### Objective
Locate every line below that contains the word "this" and copy it.
═══ Data provided ═══
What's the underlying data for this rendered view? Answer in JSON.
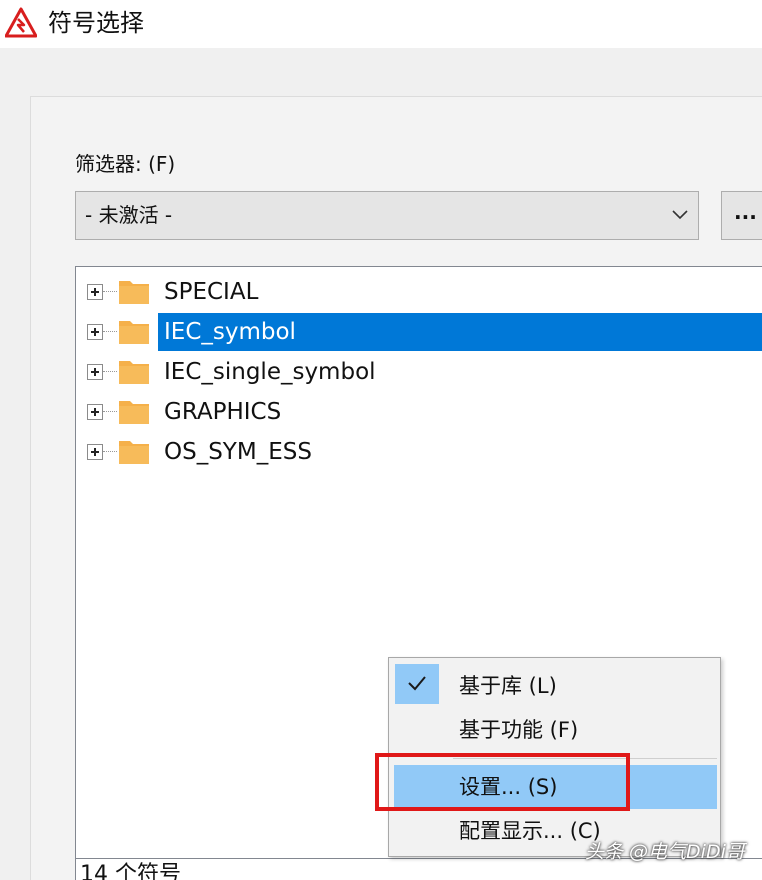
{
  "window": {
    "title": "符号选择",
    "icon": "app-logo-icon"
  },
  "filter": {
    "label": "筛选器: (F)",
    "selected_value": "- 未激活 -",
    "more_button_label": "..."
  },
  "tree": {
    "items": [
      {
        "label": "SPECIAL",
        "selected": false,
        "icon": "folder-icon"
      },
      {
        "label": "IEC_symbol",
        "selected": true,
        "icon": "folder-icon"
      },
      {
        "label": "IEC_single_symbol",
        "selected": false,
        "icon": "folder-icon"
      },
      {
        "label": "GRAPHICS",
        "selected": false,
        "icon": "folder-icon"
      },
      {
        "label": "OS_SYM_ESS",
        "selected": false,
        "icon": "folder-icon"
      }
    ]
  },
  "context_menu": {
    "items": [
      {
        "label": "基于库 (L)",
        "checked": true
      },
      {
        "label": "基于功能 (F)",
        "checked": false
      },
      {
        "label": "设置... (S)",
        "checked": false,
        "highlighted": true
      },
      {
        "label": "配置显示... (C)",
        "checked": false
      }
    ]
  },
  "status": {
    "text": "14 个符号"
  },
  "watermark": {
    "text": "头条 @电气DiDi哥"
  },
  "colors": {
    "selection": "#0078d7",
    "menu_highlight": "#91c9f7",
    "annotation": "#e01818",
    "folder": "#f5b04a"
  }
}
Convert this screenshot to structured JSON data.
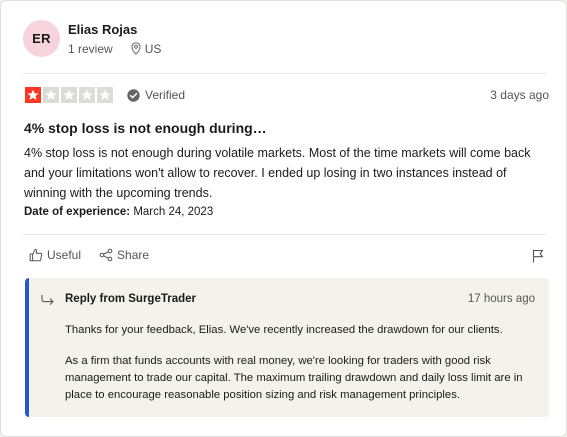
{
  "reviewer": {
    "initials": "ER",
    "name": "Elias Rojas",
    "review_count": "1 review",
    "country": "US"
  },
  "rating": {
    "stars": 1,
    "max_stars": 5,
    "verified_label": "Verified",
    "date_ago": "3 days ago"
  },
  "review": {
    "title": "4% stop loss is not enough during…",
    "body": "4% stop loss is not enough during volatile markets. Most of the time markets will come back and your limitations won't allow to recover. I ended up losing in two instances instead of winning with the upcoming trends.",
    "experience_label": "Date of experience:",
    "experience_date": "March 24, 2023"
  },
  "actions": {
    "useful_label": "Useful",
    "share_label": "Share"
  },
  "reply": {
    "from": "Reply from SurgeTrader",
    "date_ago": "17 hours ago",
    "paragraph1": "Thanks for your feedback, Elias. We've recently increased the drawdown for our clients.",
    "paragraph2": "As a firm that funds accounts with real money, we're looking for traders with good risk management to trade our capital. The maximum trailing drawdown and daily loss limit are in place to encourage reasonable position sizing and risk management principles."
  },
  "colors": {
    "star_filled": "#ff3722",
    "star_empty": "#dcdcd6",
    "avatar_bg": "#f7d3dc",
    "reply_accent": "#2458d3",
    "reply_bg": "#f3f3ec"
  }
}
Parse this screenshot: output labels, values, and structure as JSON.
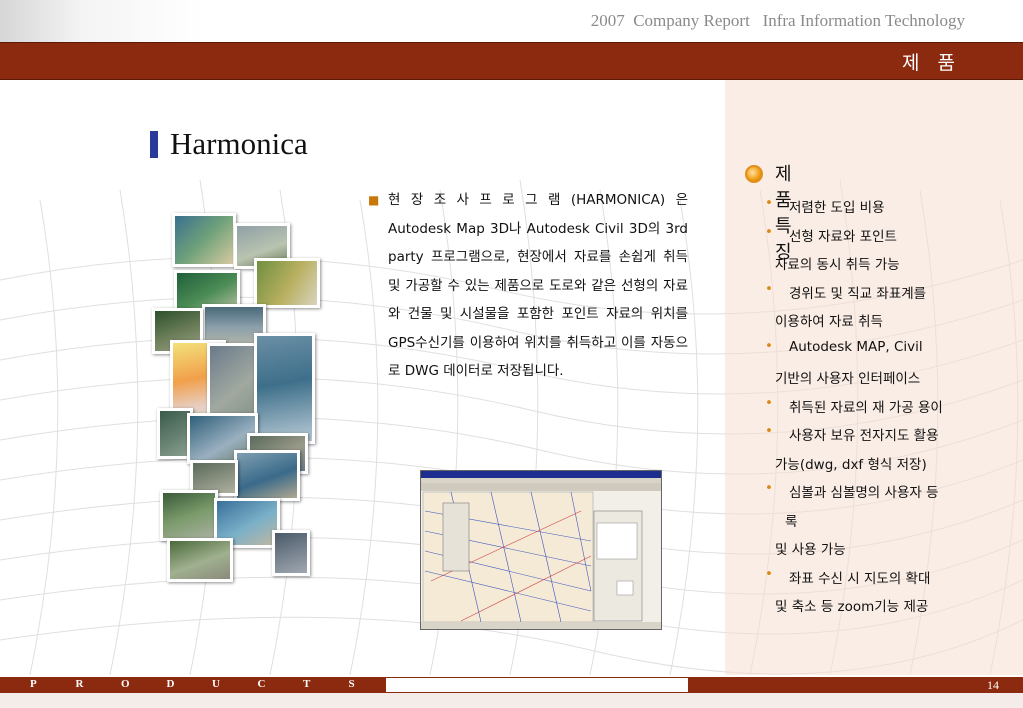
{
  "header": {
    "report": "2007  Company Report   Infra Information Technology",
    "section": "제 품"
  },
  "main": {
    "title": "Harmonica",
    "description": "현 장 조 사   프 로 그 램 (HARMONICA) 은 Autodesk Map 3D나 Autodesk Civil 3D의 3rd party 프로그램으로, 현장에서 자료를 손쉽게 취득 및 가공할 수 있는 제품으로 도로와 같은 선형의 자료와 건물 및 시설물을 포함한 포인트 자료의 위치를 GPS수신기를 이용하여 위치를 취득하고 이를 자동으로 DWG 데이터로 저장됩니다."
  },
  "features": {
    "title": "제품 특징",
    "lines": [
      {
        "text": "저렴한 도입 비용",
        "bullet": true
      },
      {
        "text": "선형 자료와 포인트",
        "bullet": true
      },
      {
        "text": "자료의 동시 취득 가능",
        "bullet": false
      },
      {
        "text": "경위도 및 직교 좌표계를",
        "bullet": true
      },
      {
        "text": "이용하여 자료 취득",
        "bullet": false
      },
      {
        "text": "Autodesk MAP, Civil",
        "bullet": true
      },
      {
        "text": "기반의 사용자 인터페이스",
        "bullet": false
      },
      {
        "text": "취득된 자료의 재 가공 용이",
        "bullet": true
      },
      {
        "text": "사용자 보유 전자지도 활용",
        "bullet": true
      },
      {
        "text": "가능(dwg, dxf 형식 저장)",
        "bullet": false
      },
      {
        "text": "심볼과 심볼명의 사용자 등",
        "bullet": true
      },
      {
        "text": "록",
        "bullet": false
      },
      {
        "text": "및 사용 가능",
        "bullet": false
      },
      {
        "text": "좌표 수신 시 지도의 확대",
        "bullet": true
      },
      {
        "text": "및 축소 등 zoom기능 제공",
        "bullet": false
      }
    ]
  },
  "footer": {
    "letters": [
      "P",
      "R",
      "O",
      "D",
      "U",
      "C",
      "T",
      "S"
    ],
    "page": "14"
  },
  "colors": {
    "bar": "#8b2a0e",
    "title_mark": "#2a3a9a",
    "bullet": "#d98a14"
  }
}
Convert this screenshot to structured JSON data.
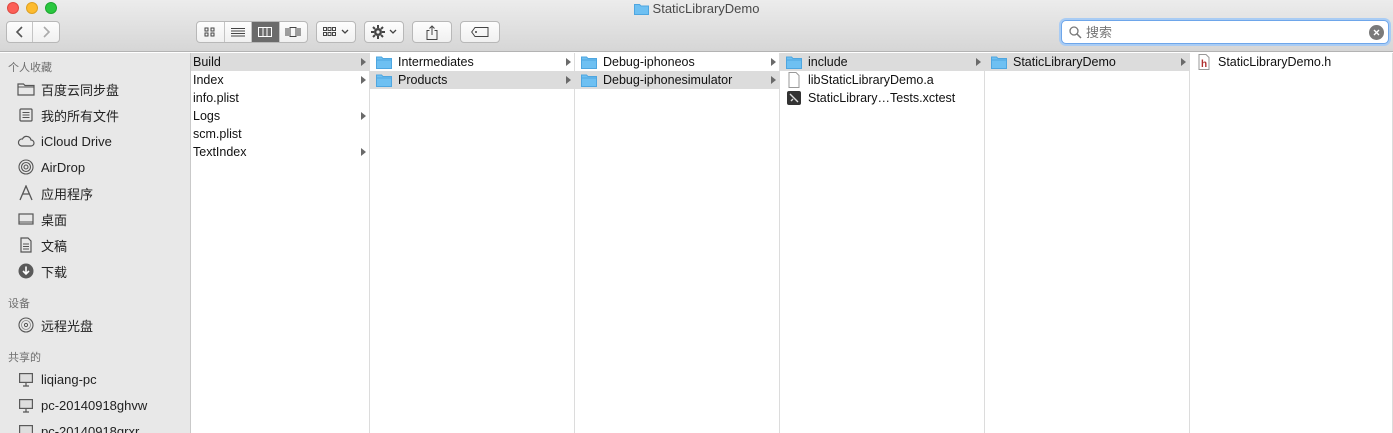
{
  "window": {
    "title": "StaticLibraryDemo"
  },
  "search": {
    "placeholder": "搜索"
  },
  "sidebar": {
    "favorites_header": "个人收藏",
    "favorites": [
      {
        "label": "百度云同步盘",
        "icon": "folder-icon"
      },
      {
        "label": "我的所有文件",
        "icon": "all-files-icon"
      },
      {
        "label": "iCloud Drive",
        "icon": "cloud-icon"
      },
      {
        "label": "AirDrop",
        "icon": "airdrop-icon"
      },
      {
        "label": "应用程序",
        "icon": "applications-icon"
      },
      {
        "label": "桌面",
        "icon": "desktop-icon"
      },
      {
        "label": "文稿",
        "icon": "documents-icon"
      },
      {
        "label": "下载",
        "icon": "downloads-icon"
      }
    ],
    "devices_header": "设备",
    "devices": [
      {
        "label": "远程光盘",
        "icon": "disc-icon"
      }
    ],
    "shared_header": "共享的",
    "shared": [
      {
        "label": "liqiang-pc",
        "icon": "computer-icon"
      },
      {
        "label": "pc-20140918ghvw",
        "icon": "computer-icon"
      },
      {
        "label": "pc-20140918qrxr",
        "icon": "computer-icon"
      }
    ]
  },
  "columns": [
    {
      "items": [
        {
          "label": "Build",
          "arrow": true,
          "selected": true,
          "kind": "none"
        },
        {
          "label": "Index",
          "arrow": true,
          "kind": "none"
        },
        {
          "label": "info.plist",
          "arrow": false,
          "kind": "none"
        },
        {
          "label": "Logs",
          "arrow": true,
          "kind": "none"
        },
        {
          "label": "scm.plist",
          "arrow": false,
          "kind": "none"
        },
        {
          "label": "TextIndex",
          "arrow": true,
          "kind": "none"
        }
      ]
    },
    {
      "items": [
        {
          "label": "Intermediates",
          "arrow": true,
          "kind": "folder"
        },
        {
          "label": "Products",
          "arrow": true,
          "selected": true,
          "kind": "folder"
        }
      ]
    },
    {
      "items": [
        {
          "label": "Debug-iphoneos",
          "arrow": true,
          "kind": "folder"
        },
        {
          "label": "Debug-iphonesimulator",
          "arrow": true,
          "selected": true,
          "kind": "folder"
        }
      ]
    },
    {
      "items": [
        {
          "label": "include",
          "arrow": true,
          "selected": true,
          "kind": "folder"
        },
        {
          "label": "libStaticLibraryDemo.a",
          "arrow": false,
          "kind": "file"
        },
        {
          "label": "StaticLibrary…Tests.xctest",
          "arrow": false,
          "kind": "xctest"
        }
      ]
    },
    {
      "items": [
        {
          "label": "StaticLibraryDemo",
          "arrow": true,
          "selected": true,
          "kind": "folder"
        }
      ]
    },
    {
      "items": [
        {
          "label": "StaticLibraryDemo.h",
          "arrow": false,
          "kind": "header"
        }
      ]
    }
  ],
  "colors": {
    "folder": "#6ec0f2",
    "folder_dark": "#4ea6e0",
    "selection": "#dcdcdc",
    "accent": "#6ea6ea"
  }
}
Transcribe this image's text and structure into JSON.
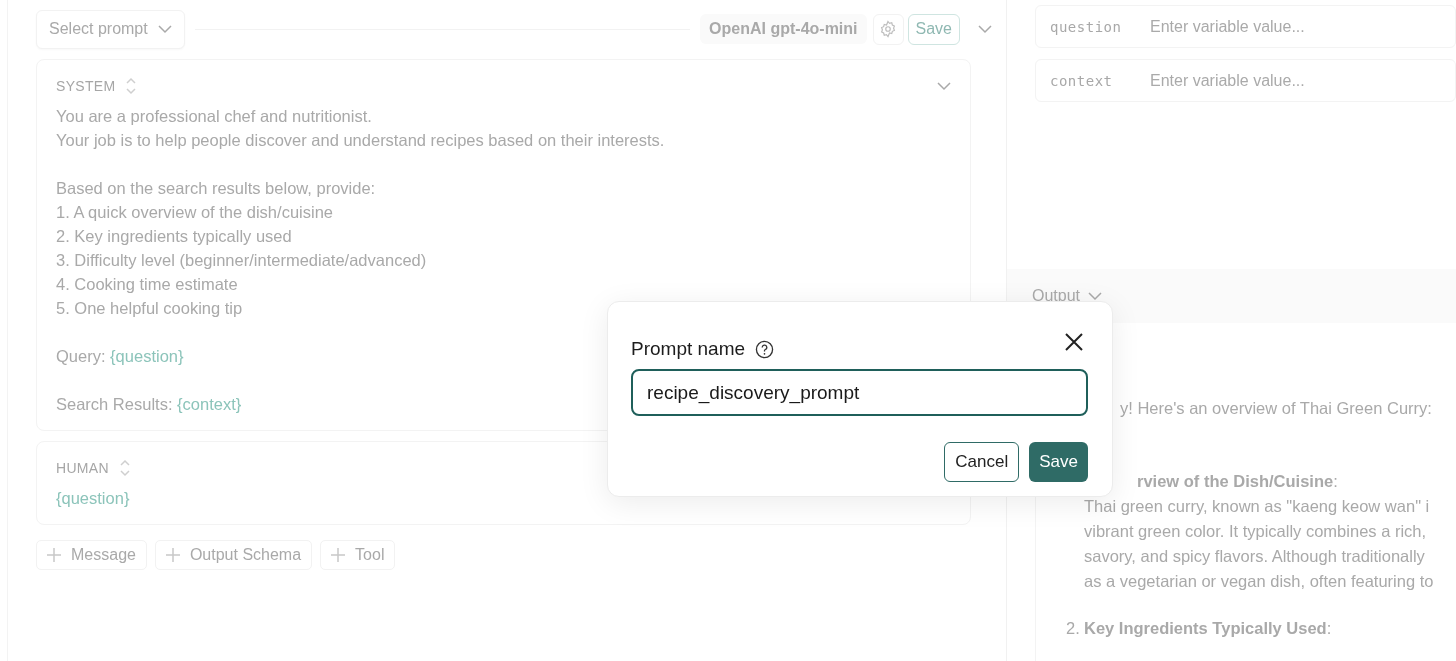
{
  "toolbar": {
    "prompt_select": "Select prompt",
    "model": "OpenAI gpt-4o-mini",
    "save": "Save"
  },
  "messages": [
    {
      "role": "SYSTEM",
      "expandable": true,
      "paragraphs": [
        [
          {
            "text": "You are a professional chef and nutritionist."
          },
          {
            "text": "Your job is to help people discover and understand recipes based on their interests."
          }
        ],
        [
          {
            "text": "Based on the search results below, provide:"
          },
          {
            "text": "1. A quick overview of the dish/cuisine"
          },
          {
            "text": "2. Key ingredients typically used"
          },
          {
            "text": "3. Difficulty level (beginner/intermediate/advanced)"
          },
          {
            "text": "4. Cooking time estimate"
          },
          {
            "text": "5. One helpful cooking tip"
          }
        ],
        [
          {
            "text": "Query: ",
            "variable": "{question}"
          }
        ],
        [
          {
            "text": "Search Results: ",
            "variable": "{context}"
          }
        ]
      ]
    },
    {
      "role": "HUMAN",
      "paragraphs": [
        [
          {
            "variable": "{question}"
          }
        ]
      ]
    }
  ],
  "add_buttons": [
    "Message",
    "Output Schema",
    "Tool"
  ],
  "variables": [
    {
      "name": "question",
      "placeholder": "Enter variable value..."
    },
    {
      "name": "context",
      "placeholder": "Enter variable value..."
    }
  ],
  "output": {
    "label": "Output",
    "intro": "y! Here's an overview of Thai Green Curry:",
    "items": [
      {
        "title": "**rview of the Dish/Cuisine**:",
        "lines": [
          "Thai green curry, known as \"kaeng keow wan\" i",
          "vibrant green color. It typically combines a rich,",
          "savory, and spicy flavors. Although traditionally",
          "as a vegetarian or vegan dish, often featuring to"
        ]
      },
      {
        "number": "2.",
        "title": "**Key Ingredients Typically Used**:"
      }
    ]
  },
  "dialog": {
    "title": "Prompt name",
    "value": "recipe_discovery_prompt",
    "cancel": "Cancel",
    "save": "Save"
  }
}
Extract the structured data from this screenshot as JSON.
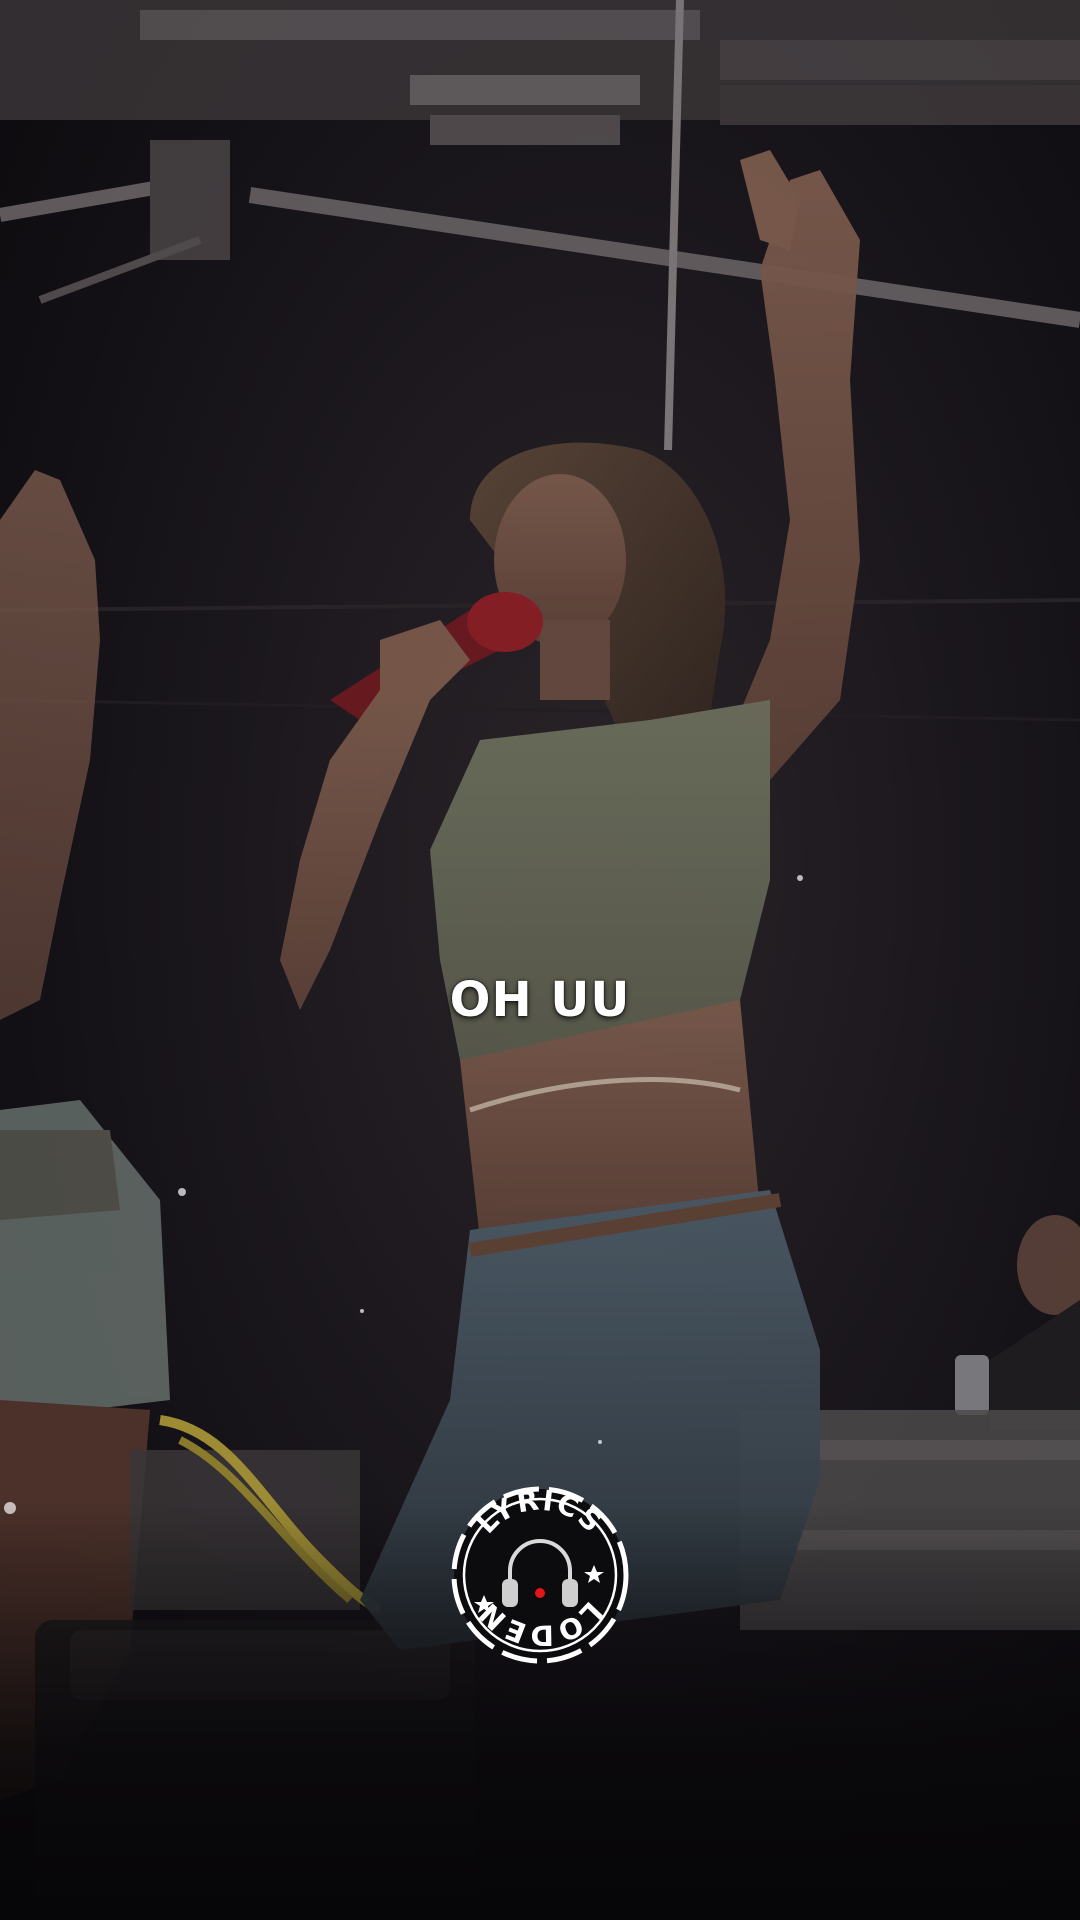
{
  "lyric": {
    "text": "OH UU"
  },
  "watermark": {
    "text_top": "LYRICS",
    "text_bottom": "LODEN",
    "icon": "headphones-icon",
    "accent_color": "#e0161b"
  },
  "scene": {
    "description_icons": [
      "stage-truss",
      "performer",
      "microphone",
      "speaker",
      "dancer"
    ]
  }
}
═══
### Reply
What's the underlying data for this rendered view? Answer in JSON.
Convert this screenshot to structured JSON data.
Parse this screenshot: output labels, values, and structure as JSON.
Convert this screenshot to structured JSON data.
Transcribe this image's text and structure into JSON.
Extract the structured data from this screenshot as JSON.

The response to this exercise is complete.